*INSTRUCTIONS TO FOLLOW*: Print the passage on Python integer internals in full, word for word.

*PASSAGE PROVIDED*:
<<<<
We start with defining a Python representation of the C structure:

In [3]:
import ctypes

class IntStruct(ctypes.Structure):
    _fields_ = [("ob_refcnt", ctypes.c_long),
                ("ob_type", ctypes.c_void_p),
                ("ob_size", ctypes.c_ulong),
                ("ob_digit", ctypes.c_long)]
    
    def __repr__(self):
        return ("IntStruct(ob_digit={self.ob_digit}, "
                "refcount={self.ob_refcnt})").format(self=self)

Now let's look at the internal representation for some number, say 42. We'll use the fact that in CPython, the id function gives the memory location of the object:

In [4]:
num = 42
IntStruct.from_address(id(42))
Out[4]:
IntStruct(ob_digit=42, refcount=35)

The ob_digit attribute points to the correct location in memory!

But what about refcount? We've only created a single value: why is the reference count so much greater than one?

Well it turns out that Python uses small integers a lot. If a new PyObject were created for each of these integers, it would take a lot of memory. Because of this, Python implements common integer values as singletons: that is, only one copy of these numbers exist in memory. In other words, every time you create a new Python integer in this range, you're simply creating a reference to the singleton with that value:

In [5]:
x = 42
y = 42
id(x) == id(y)
Out[5]:
True

Both variables are simply pointers to the same memory address. When you get to much bigger integers (larger than 255 in Python 3.4), this is no longer true:

In [6]:
x = 1234
y = 1234
id(x) == id(y)
Out[6]:
False

Just starting up the Python interpreter will create a lot of integer objects; it can be interesting to take a look at how many references there are to each:

In [7]:
%matplotlib inline
import matplotlib.pyplot as plt
import sys
plt.loglog(range(1000), [sys.getrefcount(i) for i in range(1000)])
>>>>
Annotated element entries:
<<<<
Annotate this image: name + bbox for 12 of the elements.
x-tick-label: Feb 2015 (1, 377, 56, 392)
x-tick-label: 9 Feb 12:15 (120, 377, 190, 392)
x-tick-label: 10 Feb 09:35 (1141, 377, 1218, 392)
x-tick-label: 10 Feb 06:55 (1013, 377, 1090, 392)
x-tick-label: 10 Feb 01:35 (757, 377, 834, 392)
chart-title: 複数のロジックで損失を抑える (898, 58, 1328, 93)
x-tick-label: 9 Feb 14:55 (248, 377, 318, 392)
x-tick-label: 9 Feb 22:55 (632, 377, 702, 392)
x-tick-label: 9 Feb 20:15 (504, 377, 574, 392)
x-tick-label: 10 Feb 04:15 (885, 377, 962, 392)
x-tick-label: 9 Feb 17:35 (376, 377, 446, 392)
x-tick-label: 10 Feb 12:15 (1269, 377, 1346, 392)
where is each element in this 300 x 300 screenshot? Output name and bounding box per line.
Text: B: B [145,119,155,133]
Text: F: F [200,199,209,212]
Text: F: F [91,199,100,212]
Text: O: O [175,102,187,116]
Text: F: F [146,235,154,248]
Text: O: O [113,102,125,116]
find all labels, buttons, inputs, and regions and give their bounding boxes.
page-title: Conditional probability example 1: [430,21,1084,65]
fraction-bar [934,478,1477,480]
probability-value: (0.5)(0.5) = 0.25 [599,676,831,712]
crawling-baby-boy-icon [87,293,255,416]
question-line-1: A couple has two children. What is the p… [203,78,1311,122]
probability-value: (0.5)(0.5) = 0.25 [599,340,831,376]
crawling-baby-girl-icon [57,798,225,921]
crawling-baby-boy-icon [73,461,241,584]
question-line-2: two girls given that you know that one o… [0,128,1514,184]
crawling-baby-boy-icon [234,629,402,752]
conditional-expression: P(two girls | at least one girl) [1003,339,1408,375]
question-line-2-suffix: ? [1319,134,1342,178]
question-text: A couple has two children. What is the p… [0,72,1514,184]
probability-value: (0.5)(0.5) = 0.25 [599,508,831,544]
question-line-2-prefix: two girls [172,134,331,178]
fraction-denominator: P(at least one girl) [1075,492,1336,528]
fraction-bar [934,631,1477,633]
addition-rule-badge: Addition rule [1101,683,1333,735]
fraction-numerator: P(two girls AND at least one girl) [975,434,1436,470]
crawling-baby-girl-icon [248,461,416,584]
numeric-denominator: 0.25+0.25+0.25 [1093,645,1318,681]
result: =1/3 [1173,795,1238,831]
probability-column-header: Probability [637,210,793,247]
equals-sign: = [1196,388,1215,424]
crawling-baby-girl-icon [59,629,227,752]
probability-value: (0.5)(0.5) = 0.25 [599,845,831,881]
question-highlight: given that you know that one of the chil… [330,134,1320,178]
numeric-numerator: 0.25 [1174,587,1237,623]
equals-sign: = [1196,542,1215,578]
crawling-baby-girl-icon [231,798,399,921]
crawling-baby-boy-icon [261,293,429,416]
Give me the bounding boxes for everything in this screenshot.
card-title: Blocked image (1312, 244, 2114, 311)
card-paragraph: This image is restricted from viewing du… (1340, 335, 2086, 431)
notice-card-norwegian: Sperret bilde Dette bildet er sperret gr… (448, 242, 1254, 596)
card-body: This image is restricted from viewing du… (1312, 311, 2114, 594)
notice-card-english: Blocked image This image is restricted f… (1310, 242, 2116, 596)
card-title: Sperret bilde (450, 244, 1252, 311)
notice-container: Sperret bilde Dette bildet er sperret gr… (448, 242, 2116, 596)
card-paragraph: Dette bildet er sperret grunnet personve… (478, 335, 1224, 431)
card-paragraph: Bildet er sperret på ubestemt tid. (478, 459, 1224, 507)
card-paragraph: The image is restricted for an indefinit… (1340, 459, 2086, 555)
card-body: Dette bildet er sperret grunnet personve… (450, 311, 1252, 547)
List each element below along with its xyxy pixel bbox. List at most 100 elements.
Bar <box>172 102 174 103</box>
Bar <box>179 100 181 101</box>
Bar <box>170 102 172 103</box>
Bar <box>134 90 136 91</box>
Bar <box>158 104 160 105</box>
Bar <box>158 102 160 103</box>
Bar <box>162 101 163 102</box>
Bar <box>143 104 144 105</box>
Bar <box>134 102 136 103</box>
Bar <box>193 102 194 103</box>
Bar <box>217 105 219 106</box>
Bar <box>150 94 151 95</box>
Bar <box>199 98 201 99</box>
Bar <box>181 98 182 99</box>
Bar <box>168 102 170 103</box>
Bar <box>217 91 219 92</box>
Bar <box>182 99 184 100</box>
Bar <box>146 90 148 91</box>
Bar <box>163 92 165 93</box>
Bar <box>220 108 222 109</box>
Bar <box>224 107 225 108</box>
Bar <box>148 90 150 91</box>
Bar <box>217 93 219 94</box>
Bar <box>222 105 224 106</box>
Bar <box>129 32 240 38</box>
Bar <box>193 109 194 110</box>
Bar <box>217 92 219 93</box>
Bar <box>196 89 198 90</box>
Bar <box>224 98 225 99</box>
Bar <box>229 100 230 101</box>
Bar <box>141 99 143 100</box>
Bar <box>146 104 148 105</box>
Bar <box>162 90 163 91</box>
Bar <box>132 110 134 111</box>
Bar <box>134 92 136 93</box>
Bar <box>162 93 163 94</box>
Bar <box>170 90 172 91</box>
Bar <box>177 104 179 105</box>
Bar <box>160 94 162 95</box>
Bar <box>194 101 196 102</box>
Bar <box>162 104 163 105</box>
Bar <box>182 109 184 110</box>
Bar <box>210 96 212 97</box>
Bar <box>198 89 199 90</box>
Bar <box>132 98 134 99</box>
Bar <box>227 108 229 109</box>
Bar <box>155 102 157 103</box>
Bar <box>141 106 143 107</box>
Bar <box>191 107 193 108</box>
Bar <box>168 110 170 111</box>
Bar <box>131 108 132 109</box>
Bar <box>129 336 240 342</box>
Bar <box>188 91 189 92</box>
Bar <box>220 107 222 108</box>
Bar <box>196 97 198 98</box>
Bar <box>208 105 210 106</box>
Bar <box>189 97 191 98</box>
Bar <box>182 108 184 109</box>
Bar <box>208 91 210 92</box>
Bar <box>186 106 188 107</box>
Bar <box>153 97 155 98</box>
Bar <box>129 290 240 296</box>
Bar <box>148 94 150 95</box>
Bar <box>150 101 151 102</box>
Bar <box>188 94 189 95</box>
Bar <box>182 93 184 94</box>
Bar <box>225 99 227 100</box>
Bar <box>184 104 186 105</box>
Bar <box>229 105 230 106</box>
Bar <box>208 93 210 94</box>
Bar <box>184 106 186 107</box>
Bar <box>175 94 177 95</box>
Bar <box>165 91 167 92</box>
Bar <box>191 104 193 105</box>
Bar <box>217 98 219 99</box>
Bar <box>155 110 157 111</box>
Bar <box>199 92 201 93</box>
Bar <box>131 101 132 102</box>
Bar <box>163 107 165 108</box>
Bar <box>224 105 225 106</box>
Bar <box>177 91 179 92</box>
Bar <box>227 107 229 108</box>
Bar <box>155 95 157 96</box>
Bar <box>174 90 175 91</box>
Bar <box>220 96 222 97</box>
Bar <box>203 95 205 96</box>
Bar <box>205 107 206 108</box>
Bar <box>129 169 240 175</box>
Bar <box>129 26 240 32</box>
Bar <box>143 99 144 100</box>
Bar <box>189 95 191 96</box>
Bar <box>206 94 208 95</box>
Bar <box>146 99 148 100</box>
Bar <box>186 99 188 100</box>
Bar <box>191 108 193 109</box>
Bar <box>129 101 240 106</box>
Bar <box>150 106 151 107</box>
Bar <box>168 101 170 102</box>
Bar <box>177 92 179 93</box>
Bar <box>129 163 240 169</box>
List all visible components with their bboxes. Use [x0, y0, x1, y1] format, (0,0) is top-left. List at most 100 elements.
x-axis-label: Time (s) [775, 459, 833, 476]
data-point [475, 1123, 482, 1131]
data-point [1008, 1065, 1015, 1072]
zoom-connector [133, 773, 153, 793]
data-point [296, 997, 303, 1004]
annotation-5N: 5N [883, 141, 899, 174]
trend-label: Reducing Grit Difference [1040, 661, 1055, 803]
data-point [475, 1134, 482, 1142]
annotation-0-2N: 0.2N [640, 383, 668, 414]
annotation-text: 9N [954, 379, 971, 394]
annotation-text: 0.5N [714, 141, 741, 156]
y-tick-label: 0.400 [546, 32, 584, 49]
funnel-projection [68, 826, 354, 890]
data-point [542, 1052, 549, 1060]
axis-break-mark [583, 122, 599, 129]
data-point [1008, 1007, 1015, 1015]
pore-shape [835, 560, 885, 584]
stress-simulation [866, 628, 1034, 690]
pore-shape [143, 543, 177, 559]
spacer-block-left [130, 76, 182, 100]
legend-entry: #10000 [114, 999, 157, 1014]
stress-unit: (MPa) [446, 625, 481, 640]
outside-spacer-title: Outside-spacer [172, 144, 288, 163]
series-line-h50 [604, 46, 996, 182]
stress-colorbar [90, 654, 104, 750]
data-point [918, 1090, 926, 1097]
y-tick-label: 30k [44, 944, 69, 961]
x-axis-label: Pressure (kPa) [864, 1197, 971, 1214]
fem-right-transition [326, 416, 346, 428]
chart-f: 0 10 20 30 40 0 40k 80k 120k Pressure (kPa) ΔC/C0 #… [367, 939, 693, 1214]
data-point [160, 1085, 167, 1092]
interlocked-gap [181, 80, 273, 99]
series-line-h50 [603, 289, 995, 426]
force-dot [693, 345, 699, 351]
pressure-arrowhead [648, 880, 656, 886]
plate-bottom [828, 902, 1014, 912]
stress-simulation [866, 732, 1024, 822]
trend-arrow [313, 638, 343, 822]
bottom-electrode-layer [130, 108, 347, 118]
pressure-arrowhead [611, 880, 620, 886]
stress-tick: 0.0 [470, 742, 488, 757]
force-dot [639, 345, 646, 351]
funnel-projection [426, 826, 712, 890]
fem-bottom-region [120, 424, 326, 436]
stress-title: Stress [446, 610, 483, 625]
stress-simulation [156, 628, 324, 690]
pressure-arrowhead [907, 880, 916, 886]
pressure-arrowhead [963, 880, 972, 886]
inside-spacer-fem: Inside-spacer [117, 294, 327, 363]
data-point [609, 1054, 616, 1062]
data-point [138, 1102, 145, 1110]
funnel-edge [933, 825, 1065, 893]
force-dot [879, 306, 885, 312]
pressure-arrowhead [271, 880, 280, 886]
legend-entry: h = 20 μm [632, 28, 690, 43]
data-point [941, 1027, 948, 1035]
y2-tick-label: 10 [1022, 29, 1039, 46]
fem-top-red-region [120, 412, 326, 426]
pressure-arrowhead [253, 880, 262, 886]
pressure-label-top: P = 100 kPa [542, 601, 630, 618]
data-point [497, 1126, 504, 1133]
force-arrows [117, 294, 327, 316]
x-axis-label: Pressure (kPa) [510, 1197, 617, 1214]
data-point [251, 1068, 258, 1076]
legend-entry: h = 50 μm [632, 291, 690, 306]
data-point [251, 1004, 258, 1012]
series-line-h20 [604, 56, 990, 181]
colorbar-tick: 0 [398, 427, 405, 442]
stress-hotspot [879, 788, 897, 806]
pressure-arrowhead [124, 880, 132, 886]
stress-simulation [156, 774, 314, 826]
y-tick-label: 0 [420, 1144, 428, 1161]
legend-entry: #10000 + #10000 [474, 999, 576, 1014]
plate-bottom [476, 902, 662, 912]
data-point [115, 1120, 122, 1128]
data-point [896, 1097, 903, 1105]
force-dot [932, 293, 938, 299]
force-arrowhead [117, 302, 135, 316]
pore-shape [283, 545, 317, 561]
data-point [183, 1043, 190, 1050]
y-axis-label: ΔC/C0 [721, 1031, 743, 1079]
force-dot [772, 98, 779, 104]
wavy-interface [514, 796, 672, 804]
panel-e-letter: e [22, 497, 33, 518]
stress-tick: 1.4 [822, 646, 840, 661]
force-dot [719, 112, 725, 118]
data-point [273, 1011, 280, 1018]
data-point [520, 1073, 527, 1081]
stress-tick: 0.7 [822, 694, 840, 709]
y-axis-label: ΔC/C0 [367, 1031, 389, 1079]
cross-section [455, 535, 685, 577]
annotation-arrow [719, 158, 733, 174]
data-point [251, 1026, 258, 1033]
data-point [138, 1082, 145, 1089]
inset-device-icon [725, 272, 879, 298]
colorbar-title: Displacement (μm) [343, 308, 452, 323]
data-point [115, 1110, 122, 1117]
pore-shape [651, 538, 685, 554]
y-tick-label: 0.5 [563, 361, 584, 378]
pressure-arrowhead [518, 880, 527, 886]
>>>>
*SOLUTION BELOW*:
We start with defining a Python representation of the C structure:

In [3]:
import ctypes

class IntStruct(ctypes.Structure):
    _fields_ = [("ob_refcnt", ctypes.c_long),
                ("ob_type", ctypes.c_void_p),
                ("ob_size", ctypes.c_ulong),
                ("ob_digit", ctypes.c_long)]
    
    def __repr__(self):
        return ("IntStruct(ob_digit={self.ob_digit}, "
                "refcount={self.ob_refcnt})").format(self=self)

Now let's look at the internal representation for some number, say 42. We'll use the fact that in CPython, the id function gives the memory location of the object:

In [4]:
num = 42
IntStruct.from_address(id(42))
Out[4]:
IntStruct(ob_digit=42, refcount=35)

The ob_digit attribute points to the correct location in memory!

But what about refcount? We've only created a single value: why is the reference count so much greater than one?

Well it turns out that Python uses small integers a lot. If a new PyObject were created for each of these integers, it would take a lot of memory. Because of this, Python implements common integer values as singletons: that is, only one copy of these numbers exist in memory. In other words, every time you create a new Python integer in this range, you're simply creating a reference to the singleton with that value:

In [5]:
x = 42
y = 42
id(x) == id(y)
Out[5]:
True

Both variables are simply pointers to the same memory address. When you get to much bigger integers (larger than 255 in Python 3.4), this is no longer true:

In [6]:
x = 1234
y = 1234
id(x) == id(y)
Out[6]:
False

Just starting up the Python interpreter will create a lot of integer objects; it can be interesting to take a look at how many references there are to each:

In [7]:
%matplotlib inline
import matplotlib.pyplot as plt
import sys
plt.loglog(range(1000), [sys.getrefcount(i) for i in range(1000)])